• PROBLEM STATEMENT:
Copy every entry precisely.

— start of ROWS —

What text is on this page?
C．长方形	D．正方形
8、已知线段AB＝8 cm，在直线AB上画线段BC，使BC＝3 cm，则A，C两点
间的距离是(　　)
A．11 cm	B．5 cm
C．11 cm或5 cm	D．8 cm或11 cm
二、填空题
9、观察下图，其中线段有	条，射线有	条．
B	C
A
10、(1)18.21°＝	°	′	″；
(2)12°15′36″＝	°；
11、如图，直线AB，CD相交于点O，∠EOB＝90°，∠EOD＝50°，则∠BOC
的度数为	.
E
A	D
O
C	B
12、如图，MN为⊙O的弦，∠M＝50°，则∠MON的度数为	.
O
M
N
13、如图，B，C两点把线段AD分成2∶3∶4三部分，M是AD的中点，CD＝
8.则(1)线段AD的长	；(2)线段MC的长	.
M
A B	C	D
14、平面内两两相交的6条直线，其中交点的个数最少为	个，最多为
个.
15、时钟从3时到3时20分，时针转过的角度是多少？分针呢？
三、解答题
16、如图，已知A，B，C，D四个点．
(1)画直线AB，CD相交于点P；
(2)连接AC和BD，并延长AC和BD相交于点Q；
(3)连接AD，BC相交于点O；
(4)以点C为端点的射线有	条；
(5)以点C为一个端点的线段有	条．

— end of ROWS —

• SOLVED EXERCISE:
What text is on this page?
C．长方形	D．正方形
8、已知线段AB＝8 cm，在直线AB上画线段BC，使BC＝3 cm，则A，C两点
间的距离是(　　)
A．11 cm	B．5 cm
C．11 cm或5 cm	D．8 cm或11 cm
二、填空题
9、观察下图，其中线段有	条，射线有	条．
B	C
A
10、(1)18.21°＝	°	′	″；
(2)12°15′36″＝	°；
11、如图，直线AB，CD相交于点O，∠EOB＝90°，∠EOD＝50°，则∠BOC
的度数为	.
E
A	D
O
C	B
12、如图，MN为⊙O的弦，∠M＝50°，则∠MON的度数为	.
O
M
N
13、如图，B，C两点把线段AD分成2∶3∶4三部分，M是AD的中点，CD＝
8.则(1)线段AD的长	；(2)线段MC的长	.
M
A B	C	D
14、平面内两两相交的6条直线，其中交点的个数最少为	个，最多为
个.
15、时钟从3时到3时20分，时针转过的角度是多少？分针呢？
三、解答题
16、如图，已知A，B，C，D四个点．
(1)画直线AB，CD相交于点P；
(2)连接AC和BD，并延长AC和BD相交于点Q；
(3)连接AD，BC相交于点O；
(4)以点C为端点的射线有	条；
(5)以点C为一个端点的线段有	条．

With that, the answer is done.